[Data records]
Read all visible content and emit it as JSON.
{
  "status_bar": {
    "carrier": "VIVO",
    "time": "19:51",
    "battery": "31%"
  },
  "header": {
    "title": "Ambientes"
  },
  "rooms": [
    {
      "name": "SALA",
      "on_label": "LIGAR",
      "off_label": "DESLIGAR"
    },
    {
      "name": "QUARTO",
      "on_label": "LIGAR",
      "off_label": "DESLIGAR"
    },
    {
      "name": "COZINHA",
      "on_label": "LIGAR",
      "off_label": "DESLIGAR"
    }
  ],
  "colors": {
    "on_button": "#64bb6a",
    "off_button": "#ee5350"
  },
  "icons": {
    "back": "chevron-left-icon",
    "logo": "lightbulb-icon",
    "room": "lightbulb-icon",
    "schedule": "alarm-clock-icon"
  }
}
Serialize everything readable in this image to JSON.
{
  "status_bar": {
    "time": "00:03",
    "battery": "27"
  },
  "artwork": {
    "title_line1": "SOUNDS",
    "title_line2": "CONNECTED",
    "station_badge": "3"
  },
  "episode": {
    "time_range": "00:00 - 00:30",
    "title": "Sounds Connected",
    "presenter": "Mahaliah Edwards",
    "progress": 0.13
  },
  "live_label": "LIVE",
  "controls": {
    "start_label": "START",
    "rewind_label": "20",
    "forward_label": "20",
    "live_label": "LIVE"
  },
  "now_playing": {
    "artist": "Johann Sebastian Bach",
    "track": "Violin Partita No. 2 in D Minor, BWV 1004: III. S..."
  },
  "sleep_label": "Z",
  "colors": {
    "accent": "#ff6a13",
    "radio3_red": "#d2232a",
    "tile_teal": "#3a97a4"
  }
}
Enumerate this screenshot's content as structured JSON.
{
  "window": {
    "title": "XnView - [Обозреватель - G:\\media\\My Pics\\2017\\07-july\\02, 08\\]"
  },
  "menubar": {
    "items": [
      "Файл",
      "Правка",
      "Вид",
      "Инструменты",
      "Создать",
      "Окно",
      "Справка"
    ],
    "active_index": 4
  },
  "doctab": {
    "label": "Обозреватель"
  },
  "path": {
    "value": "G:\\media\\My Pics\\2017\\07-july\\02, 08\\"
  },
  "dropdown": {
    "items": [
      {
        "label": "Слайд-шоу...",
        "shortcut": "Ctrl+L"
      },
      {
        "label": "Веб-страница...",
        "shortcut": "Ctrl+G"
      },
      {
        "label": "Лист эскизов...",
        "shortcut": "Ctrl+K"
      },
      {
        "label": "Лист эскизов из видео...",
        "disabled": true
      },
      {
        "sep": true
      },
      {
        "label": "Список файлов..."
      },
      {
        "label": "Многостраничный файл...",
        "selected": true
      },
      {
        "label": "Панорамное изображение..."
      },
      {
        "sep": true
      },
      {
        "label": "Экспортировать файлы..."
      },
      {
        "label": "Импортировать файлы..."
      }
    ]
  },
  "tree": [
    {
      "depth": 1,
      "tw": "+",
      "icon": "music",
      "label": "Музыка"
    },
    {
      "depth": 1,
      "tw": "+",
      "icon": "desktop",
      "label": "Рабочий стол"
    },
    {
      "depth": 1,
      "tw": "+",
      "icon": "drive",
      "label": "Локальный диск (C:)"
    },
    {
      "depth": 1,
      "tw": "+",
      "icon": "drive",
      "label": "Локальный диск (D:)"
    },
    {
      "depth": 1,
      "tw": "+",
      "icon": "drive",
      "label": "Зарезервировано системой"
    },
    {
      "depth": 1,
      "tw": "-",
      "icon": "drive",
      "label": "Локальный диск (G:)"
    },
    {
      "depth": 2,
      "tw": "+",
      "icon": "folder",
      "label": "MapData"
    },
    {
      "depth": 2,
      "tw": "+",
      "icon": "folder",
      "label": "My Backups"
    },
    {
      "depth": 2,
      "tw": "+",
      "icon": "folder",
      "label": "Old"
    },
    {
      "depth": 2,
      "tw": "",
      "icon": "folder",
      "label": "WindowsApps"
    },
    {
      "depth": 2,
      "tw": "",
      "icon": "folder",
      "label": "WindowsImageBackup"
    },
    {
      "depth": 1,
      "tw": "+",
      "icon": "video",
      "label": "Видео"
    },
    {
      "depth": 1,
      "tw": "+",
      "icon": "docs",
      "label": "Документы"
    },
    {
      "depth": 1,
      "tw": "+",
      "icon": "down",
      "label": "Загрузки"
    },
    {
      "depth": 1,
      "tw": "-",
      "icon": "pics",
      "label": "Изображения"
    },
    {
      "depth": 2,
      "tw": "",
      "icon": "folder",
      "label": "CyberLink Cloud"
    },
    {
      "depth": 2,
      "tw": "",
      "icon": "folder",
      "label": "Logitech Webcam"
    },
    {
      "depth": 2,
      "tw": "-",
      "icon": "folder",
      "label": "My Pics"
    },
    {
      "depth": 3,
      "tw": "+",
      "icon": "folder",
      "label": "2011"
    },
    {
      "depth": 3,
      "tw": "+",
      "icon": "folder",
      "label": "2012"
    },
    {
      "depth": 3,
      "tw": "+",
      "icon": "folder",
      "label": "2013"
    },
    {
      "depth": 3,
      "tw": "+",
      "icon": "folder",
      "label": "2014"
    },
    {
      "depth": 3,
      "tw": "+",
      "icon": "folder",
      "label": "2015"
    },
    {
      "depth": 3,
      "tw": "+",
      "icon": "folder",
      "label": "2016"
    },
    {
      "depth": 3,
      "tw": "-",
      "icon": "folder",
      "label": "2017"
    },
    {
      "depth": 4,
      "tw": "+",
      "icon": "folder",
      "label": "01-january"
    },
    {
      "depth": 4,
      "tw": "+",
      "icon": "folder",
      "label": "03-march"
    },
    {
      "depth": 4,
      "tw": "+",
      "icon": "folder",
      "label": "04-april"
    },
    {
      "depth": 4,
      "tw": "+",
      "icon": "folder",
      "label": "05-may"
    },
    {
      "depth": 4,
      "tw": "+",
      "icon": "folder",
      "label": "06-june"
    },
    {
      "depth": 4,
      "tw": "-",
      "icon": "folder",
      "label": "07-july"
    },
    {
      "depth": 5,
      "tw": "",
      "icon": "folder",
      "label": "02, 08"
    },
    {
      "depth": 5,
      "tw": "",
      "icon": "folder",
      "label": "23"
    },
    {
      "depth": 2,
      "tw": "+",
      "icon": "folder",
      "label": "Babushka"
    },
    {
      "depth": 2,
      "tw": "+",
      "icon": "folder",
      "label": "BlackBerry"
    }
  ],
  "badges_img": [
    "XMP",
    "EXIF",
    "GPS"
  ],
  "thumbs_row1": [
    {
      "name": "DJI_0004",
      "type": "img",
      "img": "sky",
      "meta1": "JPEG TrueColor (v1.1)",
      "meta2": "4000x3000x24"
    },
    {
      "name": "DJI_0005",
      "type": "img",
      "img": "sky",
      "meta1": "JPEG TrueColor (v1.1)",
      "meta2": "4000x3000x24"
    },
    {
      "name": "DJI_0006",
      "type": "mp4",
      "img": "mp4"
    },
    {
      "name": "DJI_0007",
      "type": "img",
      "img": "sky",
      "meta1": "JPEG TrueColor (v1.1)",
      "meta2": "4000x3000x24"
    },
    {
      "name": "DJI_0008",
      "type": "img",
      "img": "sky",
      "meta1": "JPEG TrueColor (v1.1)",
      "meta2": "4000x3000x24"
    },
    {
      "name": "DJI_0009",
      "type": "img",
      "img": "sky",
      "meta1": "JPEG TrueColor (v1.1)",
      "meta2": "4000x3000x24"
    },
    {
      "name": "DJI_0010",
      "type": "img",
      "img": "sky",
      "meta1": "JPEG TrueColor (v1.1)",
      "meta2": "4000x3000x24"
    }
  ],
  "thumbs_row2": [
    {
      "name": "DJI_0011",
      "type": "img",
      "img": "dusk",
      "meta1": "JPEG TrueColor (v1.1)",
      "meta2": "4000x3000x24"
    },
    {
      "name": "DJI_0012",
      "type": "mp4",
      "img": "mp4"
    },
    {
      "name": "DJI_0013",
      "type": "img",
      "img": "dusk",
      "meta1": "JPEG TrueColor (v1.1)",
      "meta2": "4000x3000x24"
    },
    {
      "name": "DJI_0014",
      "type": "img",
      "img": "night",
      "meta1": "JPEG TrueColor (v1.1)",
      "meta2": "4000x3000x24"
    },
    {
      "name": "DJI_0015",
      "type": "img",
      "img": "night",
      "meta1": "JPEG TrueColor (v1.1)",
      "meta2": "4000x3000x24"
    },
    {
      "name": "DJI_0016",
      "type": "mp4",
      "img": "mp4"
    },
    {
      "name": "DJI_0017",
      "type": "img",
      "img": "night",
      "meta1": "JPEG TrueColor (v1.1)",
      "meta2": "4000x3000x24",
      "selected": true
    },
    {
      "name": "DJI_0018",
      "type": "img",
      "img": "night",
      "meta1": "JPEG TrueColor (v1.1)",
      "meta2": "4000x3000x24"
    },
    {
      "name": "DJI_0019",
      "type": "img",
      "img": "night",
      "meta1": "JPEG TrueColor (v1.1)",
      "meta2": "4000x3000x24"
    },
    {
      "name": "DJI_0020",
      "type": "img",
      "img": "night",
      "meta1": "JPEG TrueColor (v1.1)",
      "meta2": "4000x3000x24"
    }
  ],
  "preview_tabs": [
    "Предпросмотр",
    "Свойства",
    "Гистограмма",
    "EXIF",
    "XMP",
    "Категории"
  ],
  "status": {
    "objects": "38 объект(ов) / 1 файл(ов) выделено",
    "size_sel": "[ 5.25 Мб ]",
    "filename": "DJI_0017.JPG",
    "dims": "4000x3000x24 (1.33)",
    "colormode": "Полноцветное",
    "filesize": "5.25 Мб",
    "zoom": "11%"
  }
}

SHORT TASK
Filter the entries down to the lines with the word "Лист" in them.

SOLUTION BELOW
        "label": "Лист эскизов...",
        "label": "Лист эскизов из видео...",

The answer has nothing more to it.